RECORDS FOR PROCESSING below:

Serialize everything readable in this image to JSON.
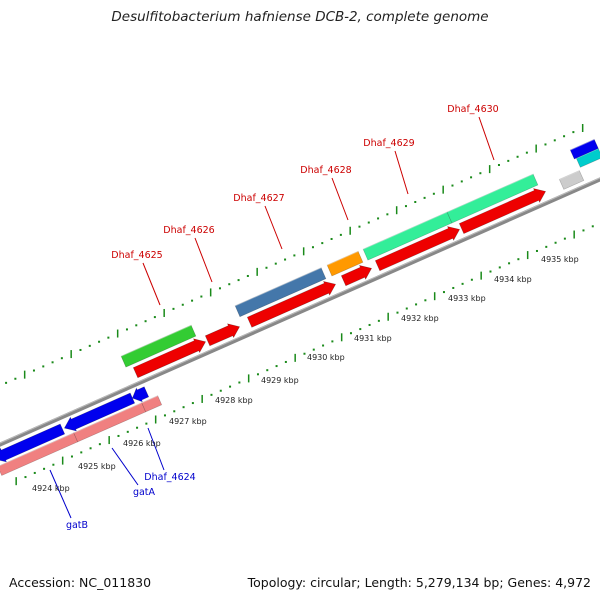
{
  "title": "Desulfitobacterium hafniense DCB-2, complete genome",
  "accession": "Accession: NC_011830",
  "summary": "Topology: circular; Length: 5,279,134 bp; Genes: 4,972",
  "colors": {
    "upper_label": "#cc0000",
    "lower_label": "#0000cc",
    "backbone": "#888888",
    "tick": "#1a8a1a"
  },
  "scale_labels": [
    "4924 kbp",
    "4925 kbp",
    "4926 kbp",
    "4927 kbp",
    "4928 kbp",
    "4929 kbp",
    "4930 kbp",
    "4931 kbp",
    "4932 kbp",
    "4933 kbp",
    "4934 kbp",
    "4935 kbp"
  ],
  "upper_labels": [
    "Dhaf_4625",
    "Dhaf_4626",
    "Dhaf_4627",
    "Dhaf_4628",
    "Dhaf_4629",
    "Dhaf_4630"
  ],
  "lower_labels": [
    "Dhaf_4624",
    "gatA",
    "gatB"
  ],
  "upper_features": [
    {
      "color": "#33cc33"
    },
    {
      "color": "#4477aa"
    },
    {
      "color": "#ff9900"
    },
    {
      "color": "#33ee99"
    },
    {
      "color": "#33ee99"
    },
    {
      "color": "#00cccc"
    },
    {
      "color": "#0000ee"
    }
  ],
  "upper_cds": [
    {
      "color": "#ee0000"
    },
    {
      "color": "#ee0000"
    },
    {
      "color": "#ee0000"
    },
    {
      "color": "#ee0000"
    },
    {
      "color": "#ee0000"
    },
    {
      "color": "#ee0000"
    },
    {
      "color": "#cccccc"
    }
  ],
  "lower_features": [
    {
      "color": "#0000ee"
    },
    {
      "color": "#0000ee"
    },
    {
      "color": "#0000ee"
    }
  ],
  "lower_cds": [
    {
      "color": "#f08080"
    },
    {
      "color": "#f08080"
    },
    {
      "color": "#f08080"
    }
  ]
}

End of RECORDS FOR PROCESSING.

WHAT YOU SHOULD DO
All of the entries need to be retyped word for word, pictures excluded.

OUTPUT FOR THIS TASK
Serialize everything readable in this image to JSON.
{
  "title": "Desulfitobacterium hafniense DCB-2, complete genome",
  "accession": "Accession: NC_011830",
  "summary": "Topology: circular; Length: 5,279,134 bp; Genes: 4,972",
  "colors": {
    "upper_label": "#cc0000",
    "lower_label": "#0000cc",
    "backbone": "#888888",
    "tick": "#1a8a1a"
  },
  "scale_labels": [
    "4924 kbp",
    "4925 kbp",
    "4926 kbp",
    "4927 kbp",
    "4928 kbp",
    "4929 kbp",
    "4930 kbp",
    "4931 kbp",
    "4932 kbp",
    "4933 kbp",
    "4934 kbp",
    "4935 kbp"
  ],
  "upper_labels": [
    "Dhaf_4625",
    "Dhaf_4626",
    "Dhaf_4627",
    "Dhaf_4628",
    "Dhaf_4629",
    "Dhaf_4630"
  ],
  "lower_labels": [
    "Dhaf_4624",
    "gatA",
    "gatB"
  ],
  "upper_features": [
    {
      "color": "#33cc33"
    },
    {
      "color": "#4477aa"
    },
    {
      "color": "#ff9900"
    },
    {
      "color": "#33ee99"
    },
    {
      "color": "#33ee99"
    },
    {
      "color": "#00cccc"
    },
    {
      "color": "#0000ee"
    }
  ],
  "upper_cds": [
    {
      "color": "#ee0000"
    },
    {
      "color": "#ee0000"
    },
    {
      "color": "#ee0000"
    },
    {
      "color": "#ee0000"
    },
    {
      "color": "#ee0000"
    },
    {
      "color": "#ee0000"
    },
    {
      "color": "#cccccc"
    }
  ],
  "lower_features": [
    {
      "color": "#0000ee"
    },
    {
      "color": "#0000ee"
    },
    {
      "color": "#0000ee"
    }
  ],
  "lower_cds": [
    {
      "color": "#f08080"
    },
    {
      "color": "#f08080"
    },
    {
      "color": "#f08080"
    }
  ]
}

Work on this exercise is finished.